• [Consignes de l'exercice]
1. D'après l'extrait retenu, combien d'études portant sur différents aspects de l'interface ont été lancées ?
2. Prolongez le texte sur l'interface entre substances chimiques, produits et déchets en reprenant après sa dernière phrase.

• [Extrait retenu]
•••

La communication sur l’interface entre les textes législatifs relatifs aux substances chimiques, aux produits et aux déchets
a été à l’origine d’un vaste débat sur la façon de s’attaquer aux quatre principaux obstacles à l’utilisation sûre des matières premières secondaires. Une analyse préliminaire des résultats de la consultation
confirme un consensus entre les parties concernées quant à la pertinence des problèmes mis en évidence. Elle montre un fort soutien en faveur de l’amélioration de la traçabilité des substances et des flux d’information; d’une meilleure application et utilisation d’autres mesures afin de garantir des conditions égales aux opérateurs de l’Union et des pays tiers; d’une meilleure harmonisation et d’une reconnaissance mutuelle des critères de fin de statut de déchet; et d’un soutien au renforcement des aspects de l’économie circulaire dans les instruments tels que la directive relative à l’écoconception. De plus, trois études sur différents aspects de l’interface ont été lancées et fourniront davantage d’informations utiles en 2019 et au début de 2020.

•••

• [Matériel fourni]
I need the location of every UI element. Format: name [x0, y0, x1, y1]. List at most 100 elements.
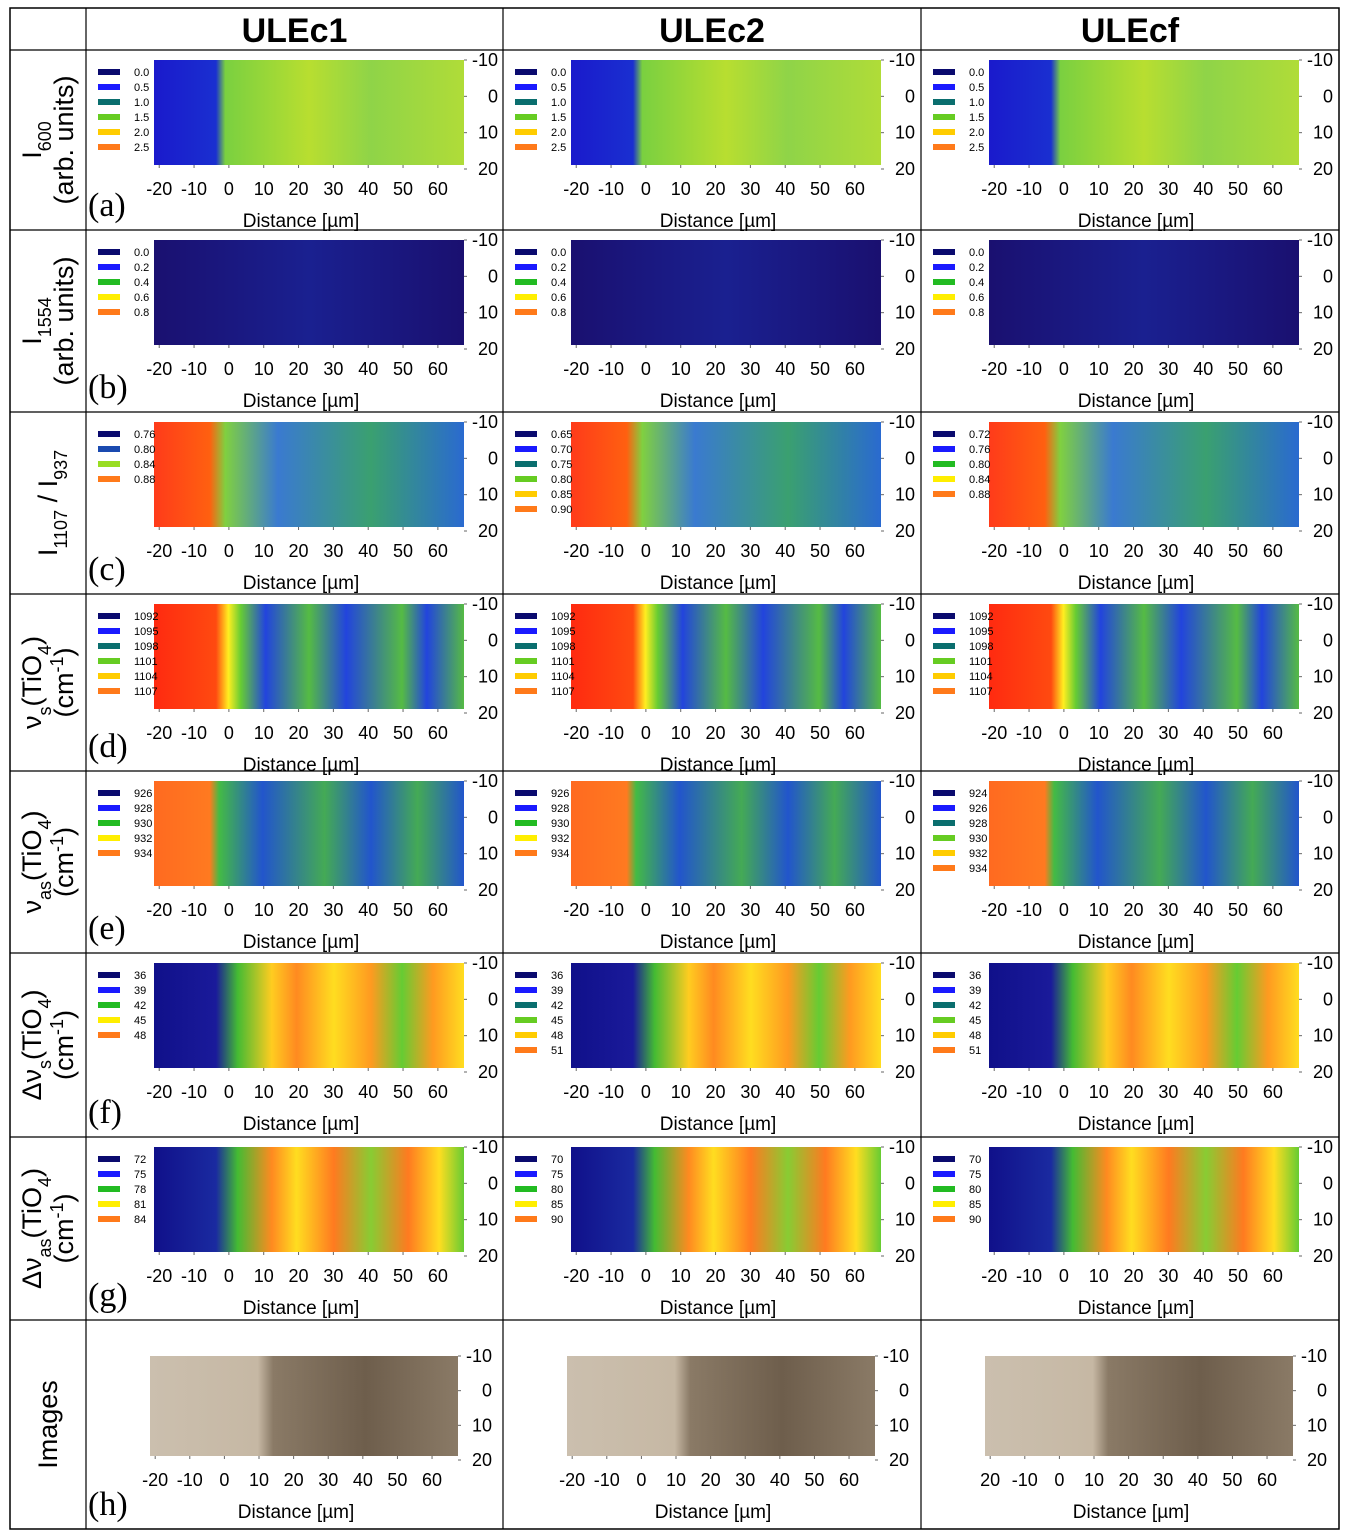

•••

• [Résultats de l'exercice]
1. Trois études.

2.
L’accès aux informations sur la présence et la composition des substances dangereuses dans le flux de déchets est essentiel pour améliorer les techniques de démantèlement et de décontamination, qui facilitent la valorisation des déchets. L’Agence européenne des produits chimiques est en train de créer une base de données afin de rassembler des informations et d’améliorer les connaissances concernant les substances préoccupantes dans les produits et dans les produits lorsqu’ils deviennent des déchets. De plus, la plateforme de l’Union intitulée «Information for Recyclers» recueille et partage des informations sur la préparation à la réutilisation et au traitement des nouveaux équipements mis pour la première fois sur le marché de l’Union.
Les informations sur la composition des déchets peuvent aussi être utilisées pour permettre la valorisation efficace des matières premières critiques. Le rapport de la Commission sur les matières premières critiques et l’économie circulaire met en évidence des actions clés nécessaires pour exploiter ces bienfaits potentiels – extraction de composants essentiels en fin de vie, amélioration de la gestion des données sur les déchets miniers et mobilisation de fonds. Cependant, le rapport a aussi montré qu’il existait une ample marge de manœuvre pour améliorer le recyclage et faire en sorte que les matières premières critiques restent en Europe.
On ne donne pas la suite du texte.